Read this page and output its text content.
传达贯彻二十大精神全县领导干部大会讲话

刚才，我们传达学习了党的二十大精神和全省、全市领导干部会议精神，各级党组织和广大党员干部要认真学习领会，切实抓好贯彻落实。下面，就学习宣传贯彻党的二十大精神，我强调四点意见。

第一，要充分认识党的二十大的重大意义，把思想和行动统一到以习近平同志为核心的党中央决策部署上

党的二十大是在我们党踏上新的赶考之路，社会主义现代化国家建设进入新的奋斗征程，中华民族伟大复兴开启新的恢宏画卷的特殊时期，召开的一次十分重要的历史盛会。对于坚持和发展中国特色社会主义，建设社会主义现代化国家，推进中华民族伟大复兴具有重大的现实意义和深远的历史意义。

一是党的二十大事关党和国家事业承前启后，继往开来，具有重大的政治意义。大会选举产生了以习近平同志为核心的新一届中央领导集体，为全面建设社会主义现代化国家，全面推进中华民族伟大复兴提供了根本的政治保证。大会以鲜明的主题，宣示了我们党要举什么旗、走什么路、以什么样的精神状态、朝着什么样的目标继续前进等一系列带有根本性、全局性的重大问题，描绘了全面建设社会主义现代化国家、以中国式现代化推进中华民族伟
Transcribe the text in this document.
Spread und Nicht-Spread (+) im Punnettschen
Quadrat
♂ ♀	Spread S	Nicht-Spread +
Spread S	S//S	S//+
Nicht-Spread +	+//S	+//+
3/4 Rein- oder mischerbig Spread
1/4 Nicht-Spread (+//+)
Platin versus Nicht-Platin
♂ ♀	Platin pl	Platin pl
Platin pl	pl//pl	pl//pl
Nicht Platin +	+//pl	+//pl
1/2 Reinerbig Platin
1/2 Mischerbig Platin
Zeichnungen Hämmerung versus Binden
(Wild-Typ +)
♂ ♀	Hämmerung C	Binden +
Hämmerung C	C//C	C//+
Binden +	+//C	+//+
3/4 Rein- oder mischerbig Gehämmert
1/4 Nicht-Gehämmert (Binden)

----

Written exercise
Give back exactly the lines running from the line containing "Transcribe the text in this document." through the end of the material above, both included, and nothing beyond them.

Result of this exercise
Transcribe the text in this document.
Spread und Nicht-Spread (+) im Punnettschen
Quadrat
♂ ♀	Spread S	Nicht-Spread +
Spread S	S//S	S//+
Nicht-Spread +	+//S	+//+
3/4 Rein- oder mischerbig Spread
1/4 Nicht-Spread (+//+)
Platin versus Nicht-Platin
♂ ♀	Platin pl	Platin pl
Platin pl	pl//pl	pl//pl
Nicht Platin +	+//pl	+//pl
1/2 Reinerbig Platin
1/2 Mischerbig Platin
Zeichnungen Hämmerung versus Binden
(Wild-Typ +)
♂ ♀	Hämmerung C	Binden +
Hämmerung C	C//C	C//+
Binden +	+//C	+//+
3/4 Rein- oder mischerbig Gehämmert
1/4 Nicht-Gehämmert (Binden)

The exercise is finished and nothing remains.